§ Objective
Where a line of the listing below includes the word "model", reproduce that line.

— Start —

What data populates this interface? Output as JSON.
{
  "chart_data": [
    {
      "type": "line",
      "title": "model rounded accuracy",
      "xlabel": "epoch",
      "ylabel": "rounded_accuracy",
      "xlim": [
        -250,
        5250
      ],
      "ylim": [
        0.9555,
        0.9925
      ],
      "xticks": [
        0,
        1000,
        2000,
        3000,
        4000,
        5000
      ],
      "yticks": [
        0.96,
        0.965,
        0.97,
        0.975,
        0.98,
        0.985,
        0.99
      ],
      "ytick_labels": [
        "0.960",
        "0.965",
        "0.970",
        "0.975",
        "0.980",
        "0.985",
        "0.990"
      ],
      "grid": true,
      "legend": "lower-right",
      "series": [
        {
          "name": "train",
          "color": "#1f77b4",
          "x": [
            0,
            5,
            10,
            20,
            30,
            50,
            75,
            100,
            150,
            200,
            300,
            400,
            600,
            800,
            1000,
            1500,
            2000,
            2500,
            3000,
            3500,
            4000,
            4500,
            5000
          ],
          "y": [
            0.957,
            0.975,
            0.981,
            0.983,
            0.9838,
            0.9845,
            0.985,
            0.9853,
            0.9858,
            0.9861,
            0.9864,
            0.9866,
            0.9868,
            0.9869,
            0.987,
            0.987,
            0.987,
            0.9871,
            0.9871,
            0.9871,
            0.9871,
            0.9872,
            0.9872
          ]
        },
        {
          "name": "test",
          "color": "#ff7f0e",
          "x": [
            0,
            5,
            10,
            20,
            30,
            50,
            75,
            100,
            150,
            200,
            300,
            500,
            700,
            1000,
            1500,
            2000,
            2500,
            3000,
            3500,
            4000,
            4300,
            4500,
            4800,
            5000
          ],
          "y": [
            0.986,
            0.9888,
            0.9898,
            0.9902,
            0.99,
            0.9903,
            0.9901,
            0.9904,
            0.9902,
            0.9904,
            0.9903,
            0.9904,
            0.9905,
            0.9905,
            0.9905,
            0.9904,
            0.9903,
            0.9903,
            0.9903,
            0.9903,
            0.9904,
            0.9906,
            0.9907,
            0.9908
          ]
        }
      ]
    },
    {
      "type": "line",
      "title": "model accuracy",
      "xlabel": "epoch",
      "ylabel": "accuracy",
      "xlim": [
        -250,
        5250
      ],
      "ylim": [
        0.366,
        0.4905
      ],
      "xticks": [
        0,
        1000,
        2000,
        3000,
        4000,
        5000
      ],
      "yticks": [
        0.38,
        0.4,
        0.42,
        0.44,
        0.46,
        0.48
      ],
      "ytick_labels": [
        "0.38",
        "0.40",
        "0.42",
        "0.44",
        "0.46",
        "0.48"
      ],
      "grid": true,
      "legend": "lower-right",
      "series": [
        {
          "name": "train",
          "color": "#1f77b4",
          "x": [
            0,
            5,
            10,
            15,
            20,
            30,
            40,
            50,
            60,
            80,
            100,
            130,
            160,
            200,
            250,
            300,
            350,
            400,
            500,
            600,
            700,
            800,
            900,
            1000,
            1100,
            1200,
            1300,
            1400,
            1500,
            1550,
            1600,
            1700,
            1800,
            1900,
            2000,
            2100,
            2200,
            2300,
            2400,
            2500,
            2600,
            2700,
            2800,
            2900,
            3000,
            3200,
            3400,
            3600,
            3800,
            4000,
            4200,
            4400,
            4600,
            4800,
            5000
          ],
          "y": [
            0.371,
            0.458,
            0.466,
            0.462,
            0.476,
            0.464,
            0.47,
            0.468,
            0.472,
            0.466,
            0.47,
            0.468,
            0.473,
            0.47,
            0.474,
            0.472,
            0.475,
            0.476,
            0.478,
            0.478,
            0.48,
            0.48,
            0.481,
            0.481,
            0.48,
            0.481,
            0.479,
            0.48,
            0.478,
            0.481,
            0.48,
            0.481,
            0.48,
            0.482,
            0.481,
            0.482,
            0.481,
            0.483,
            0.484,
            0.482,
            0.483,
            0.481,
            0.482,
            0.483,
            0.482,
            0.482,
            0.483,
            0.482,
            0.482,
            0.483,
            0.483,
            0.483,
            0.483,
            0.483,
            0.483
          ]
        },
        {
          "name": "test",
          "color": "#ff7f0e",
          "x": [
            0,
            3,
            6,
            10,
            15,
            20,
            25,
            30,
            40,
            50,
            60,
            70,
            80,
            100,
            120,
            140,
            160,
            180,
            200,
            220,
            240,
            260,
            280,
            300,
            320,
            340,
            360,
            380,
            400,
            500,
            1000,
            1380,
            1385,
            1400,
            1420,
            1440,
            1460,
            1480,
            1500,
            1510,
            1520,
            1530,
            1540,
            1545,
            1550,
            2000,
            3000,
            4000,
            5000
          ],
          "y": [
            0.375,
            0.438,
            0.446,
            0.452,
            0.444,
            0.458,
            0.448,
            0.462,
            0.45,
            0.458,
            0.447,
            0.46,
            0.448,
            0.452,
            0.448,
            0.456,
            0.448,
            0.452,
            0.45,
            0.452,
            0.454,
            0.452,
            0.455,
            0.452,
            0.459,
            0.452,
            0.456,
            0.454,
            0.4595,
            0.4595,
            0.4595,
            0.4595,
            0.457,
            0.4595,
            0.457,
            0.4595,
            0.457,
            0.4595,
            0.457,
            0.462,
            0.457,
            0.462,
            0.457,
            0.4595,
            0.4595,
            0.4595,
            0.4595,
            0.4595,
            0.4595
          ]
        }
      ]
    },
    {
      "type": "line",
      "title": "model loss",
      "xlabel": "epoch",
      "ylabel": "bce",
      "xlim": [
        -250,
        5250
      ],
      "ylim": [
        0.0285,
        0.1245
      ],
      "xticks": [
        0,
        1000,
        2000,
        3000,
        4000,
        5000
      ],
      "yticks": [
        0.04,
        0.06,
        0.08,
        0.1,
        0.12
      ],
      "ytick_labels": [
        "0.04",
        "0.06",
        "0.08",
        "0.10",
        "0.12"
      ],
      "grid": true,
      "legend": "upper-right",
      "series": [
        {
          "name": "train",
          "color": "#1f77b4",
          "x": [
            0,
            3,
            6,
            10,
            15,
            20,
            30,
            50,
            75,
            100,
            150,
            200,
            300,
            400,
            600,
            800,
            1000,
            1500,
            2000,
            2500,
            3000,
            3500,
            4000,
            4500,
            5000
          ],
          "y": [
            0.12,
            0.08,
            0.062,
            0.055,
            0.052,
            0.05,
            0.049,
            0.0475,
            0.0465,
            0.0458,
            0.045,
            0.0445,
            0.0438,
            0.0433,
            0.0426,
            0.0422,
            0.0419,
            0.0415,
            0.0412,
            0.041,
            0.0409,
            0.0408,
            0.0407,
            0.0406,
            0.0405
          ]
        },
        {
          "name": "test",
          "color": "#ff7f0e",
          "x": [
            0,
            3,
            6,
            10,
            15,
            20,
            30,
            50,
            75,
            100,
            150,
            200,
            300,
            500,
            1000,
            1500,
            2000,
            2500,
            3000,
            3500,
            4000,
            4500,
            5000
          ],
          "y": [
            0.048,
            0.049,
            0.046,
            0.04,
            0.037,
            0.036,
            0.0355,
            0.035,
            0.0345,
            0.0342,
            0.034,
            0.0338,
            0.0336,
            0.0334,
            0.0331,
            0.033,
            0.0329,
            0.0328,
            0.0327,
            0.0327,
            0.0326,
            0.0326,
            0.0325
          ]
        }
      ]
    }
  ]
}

— End —
— Start —

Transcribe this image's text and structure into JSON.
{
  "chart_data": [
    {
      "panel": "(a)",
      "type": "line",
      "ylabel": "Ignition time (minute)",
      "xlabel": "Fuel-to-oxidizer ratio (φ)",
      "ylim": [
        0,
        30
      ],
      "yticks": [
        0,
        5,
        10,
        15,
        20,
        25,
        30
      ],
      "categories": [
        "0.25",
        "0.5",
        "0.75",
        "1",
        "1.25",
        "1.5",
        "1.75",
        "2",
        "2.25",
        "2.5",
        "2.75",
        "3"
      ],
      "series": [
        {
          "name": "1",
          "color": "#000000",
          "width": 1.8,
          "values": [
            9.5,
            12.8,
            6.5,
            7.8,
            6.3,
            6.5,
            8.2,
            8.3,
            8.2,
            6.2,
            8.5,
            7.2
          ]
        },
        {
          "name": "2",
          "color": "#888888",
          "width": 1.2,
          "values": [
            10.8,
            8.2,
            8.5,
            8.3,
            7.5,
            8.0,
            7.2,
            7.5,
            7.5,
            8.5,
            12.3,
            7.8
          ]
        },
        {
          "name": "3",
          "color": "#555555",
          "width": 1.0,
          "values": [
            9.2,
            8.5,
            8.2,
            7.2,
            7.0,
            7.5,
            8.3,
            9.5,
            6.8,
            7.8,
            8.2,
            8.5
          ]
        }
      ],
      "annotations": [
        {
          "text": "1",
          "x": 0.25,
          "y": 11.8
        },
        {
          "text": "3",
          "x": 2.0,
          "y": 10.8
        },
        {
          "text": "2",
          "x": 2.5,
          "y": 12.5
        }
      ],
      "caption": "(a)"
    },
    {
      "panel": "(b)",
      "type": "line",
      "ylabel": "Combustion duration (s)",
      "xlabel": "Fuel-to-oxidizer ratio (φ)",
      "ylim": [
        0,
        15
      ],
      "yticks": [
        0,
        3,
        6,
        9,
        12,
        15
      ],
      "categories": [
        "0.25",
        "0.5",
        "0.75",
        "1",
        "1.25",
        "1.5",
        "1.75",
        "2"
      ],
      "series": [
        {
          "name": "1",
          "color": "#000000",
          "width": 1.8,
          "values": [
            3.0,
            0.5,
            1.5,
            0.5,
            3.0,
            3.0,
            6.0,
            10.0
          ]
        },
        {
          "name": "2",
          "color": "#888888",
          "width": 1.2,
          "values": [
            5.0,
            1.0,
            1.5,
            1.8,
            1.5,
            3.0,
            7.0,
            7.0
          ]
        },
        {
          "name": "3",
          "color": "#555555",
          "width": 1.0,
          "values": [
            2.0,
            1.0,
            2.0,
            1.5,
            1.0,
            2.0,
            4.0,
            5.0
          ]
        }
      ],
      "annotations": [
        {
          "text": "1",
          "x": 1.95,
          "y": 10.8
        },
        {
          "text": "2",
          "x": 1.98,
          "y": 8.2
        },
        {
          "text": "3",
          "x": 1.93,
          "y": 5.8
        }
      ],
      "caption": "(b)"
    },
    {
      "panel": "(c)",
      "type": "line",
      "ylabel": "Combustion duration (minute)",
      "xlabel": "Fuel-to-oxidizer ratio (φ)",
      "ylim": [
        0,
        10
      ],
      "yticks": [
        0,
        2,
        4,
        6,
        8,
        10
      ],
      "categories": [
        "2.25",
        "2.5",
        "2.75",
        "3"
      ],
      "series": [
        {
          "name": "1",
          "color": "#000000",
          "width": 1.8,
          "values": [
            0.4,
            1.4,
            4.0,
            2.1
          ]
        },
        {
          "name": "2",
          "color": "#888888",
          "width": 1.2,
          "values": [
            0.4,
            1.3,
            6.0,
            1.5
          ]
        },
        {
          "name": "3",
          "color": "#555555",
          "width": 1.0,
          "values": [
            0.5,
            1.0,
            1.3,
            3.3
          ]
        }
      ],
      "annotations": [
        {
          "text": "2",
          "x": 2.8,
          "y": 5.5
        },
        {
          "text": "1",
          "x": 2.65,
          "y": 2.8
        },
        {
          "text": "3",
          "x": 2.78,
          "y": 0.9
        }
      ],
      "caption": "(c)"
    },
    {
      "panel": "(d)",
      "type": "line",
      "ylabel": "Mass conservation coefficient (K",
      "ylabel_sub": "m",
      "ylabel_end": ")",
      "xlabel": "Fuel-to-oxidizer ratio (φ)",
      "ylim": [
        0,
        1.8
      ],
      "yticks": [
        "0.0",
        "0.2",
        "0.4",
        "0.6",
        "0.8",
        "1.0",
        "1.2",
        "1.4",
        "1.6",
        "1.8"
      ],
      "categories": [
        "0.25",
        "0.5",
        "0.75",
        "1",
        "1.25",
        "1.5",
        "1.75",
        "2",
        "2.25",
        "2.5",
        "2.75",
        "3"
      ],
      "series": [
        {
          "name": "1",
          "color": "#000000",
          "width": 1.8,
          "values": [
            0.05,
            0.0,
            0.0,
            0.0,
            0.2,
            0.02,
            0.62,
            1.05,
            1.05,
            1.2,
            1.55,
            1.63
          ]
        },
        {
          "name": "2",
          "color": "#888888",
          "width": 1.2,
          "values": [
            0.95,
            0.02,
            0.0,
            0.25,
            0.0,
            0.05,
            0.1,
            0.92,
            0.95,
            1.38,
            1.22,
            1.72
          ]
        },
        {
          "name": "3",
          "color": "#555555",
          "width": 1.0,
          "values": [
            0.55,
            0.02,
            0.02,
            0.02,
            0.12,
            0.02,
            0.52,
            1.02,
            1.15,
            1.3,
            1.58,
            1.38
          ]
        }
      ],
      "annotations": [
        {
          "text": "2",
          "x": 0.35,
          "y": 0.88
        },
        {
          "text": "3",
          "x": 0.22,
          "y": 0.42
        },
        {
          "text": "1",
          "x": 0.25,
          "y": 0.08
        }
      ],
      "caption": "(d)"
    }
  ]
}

— End —
— Start —

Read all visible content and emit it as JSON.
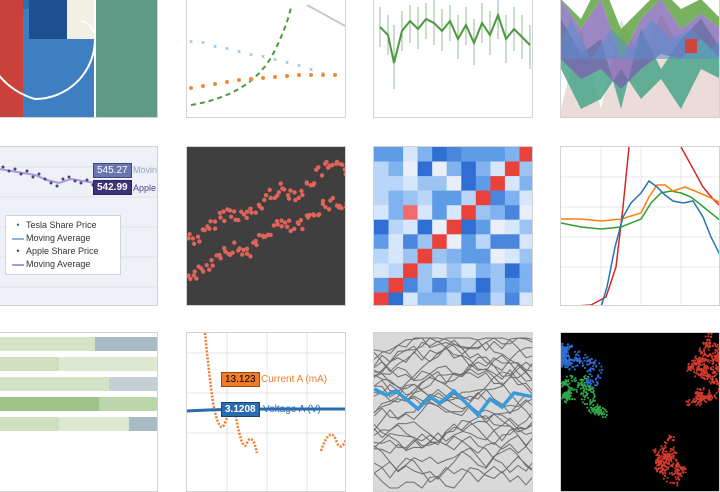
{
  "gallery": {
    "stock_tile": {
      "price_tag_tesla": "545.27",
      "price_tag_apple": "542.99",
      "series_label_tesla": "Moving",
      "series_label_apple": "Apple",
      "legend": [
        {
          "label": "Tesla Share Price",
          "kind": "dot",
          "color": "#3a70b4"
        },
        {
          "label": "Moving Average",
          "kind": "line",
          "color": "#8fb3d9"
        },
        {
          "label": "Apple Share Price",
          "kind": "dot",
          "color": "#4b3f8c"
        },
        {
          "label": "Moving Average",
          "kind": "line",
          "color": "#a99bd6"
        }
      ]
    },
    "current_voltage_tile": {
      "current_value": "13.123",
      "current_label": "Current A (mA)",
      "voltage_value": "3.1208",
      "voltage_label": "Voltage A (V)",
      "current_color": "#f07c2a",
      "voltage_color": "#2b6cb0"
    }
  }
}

— End —

§ Answer below
      "title": "model rounded accuracy",
      "title": "model accuracy",
      "title": "model loss",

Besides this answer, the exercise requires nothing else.